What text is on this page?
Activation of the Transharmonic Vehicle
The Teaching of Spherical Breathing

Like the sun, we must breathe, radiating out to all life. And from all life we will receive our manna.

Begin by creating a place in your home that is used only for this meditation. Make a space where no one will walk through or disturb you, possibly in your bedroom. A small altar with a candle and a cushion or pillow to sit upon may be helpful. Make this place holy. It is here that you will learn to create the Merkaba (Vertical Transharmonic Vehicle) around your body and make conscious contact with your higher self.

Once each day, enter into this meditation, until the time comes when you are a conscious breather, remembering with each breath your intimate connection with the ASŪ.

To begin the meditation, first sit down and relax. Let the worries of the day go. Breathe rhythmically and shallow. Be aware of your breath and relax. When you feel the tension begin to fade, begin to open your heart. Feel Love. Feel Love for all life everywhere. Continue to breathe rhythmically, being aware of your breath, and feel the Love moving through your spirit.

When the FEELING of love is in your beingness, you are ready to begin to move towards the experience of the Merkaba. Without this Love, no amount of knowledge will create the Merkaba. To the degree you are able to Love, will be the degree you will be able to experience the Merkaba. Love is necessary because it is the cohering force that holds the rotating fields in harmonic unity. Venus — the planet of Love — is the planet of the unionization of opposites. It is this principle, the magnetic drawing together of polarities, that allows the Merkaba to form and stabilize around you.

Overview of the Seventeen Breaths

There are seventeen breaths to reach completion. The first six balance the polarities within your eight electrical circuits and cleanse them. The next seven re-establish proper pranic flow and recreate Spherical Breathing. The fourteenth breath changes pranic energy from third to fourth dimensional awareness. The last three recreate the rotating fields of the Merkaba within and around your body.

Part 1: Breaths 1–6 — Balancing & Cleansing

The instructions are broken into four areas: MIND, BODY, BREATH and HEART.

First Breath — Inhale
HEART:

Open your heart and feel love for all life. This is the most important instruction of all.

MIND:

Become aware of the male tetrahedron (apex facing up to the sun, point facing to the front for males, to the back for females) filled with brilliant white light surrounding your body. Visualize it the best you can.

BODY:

####

Directive. Pull out each line of the records holding the string "MIND".

Exercise result.
The instructions are broken into four areas: MIND, BODY, BREATH and HEART.
MIND:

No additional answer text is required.